[Dataset records]
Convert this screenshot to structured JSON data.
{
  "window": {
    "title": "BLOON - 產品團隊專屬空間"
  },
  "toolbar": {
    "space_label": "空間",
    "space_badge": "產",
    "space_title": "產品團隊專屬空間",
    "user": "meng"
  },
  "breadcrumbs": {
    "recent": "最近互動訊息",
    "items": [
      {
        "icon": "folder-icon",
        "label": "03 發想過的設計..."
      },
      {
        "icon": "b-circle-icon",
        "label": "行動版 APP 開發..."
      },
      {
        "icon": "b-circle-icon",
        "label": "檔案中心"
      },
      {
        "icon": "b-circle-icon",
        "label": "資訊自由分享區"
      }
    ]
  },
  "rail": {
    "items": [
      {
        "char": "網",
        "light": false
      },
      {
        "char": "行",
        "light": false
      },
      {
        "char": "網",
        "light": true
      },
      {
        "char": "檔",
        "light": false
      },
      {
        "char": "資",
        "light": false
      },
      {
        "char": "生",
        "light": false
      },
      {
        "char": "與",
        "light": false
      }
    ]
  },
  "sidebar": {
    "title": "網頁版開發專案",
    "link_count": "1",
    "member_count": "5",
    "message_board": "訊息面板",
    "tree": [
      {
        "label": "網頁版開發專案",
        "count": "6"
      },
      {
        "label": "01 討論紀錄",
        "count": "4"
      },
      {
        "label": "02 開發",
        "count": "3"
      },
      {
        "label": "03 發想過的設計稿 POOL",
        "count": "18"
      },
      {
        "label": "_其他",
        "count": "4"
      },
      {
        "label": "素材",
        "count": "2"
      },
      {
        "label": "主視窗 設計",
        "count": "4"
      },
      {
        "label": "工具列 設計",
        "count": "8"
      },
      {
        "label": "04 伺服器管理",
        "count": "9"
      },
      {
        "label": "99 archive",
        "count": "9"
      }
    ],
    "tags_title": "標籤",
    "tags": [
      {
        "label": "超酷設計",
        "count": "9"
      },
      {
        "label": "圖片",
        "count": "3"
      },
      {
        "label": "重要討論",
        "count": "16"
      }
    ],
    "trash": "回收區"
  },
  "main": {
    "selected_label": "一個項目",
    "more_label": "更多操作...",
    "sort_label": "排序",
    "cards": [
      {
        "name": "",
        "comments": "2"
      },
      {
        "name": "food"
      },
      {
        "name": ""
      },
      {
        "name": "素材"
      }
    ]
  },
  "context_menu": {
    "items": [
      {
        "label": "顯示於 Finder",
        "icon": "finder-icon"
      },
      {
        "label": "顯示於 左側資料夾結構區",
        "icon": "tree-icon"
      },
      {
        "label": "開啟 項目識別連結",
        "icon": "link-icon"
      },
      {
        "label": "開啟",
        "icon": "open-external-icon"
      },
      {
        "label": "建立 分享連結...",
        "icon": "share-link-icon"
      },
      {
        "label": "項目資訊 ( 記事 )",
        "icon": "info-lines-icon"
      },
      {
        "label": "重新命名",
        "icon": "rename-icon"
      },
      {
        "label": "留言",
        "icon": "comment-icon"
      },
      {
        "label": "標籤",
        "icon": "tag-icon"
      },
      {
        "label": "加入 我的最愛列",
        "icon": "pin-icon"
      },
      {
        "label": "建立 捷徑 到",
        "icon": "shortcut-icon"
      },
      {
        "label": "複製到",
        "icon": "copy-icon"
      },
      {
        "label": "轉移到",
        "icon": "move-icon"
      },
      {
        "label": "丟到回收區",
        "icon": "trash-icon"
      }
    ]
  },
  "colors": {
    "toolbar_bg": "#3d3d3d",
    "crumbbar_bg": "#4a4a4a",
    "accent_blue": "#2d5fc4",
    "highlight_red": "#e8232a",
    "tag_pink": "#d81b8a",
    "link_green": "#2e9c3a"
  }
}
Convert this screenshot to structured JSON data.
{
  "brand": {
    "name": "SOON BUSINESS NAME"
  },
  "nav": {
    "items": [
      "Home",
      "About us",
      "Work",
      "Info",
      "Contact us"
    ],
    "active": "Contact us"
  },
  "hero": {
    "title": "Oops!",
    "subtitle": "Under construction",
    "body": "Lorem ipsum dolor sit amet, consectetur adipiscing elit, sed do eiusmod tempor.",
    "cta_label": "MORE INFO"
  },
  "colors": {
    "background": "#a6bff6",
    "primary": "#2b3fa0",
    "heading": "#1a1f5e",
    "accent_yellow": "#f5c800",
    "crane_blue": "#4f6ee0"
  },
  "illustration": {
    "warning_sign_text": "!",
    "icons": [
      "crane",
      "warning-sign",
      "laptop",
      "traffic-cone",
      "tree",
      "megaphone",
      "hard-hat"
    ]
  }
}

▸ Aim of the exercise:
Take the lines above and print them exactly.

▸ Reply:
Convert this screenshot to structured JSON data.
{
  "window": {
    "title": "BLOON - 產品團隊專屬空間"
  },
  "toolbar": {
    "space_label": "空間",
    "space_badge": "產",
    "space_title": "產品團隊專屬空間",
    "user": "meng"
  },
  "breadcrumbs": {
    "recent": "最近互動訊息",
    "items": [
      {
        "icon": "folder-icon",
        "label": "03 發想過的設計..."
      },
      {
        "icon": "b-circle-icon",
        "label": "行動版 APP 開發..."
      },
      {
        "icon": "b-circle-icon",
        "label": "檔案中心"
      },
      {
        "icon": "b-circle-icon",
        "label": "資訊自由分享區"
      }
    ]
  },
  "rail": {
    "items": [
      {
        "char": "網",
        "light": false
      },
      {
        "char": "行",
        "light": false
      },
      {
        "char": "網",
        "light": true
      },
      {
        "char": "檔",
        "light": false
      },
      {
        "char": "資",
        "light": false
      },
      {
        "char": "生",
        "light": false
      },
      {
        "char": "與",
        "light": false
      }
    ]
  },
  "sidebar": {
    "title": "網頁版開發專案",
    "link_count": "1",
    "member_count": "5",
    "message_board": "訊息面板",
    "tree": [
      {
        "label": "網頁版開發專案",
        "count": "6"
      },
      {
        "label": "01 討論紀錄",
        "count": "4"
      },
      {
        "label": "02 開發",
        "count": "3"
      },
      {
        "label": "03 發想過的設計稿 POOL",
        "count": "18"
      },
      {
        "label": "_其他",
        "count": "4"
      },
      {
        "label": "素材",
        "count": "2"
      },
      {
        "label": "主視窗 設計",
        "count": "4"
      },
      {
        "label": "工具列 設計",
        "count": "8"
      },
      {
        "label": "04 伺服器管理",
        "count": "9"
      },
      {
        "label": "99 archive",
        "count": "9"
      }
    ],
    "tags_title": "標籤",
    "tags": [
      {
        "label": "超酷設計",
        "count": "9"
      },
      {
        "label": "圖片",
        "count": "3"
      },
      {
        "label": "重要討論",
        "count": "16"
      }
    ],
    "trash": "回收區"
  },
  "main": {
    "selected_label": "一個項目",
    "more_label": "更多操作...",
    "sort_label": "排序",
    "cards": [
      {
        "name": "",
        "comments": "2"
      },
      {
        "name": "food"
      },
      {
        "name": ""
      },
      {
        "name": "素材"
      }
    ]
  },
  "context_menu": {
    "items": [
      {
        "label": "顯示於 Finder",
        "icon": "finder-icon"
      },
      {
        "label": "顯示於 左側資料夾結構區",
        "icon": "tree-icon"
      },
      {
        "label": "開啟 項目識別連結",
        "icon": "link-icon"
      },
      {
        "label": "開啟",
        "icon": "open-external-icon"
      },
      {
        "label": "建立 分享連結...",
        "icon": "share-link-icon"
      },
      {
        "label": "項目資訊 ( 記事 )",
        "icon": "info-lines-icon"
      },
      {
        "label": "重新命名",
        "icon": "rename-icon"
      },
      {
        "label": "留言",
        "icon": "comment-icon"
      },
      {
        "label": "標籤",
        "icon": "tag-icon"
      },
      {
        "label": "加入 我的最愛列",
        "icon": "pin-icon"
      },
      {
        "label": "建立 捷徑 到",
        "icon": "shortcut-icon"
      },
      {
        "label": "複製到",
        "icon": "copy-icon"
      },
      {
        "label": "轉移到",
        "icon": "move-icon"
      },
      {
        "label": "丟到回收區",
        "icon": "trash-icon"
      }
    ]
  },
  "colors": {
    "toolbar_bg": "#3d3d3d",
    "crumbbar_bg": "#4a4a4a",
    "accent_blue": "#2d5fc4",
    "highlight_red": "#e8232a",
    "tag_pink": "#d81b8a",
    "link_green": "#2e9c3a"
  }
}
Convert this screenshot to structured JSON data.
{
  "brand": {
    "name": "SOON BUSINESS NAME"
  },
  "nav": {
    "items": [
      "Home",
      "About us",
      "Work",
      "Info",
      "Contact us"
    ],
    "active": "Contact us"
  },
  "hero": {
    "title": "Oops!",
    "subtitle": "Under construction",
    "body": "Lorem ipsum dolor sit amet, consectetur adipiscing elit, sed do eiusmod tempor.",
    "cta_label": "MORE INFO"
  },
  "colors": {
    "background": "#a6bff6",
    "primary": "#2b3fa0",
    "heading": "#1a1f5e",
    "accent_yellow": "#f5c800",
    "crane_blue": "#4f6ee0"
  },
  "illustration": {
    "warning_sign_text": "!",
    "icons": [
      "crane",
      "warning-sign",
      "laptop",
      "traffic-cone",
      "tree",
      "megaphone",
      "hard-hat"
    ]
  }
}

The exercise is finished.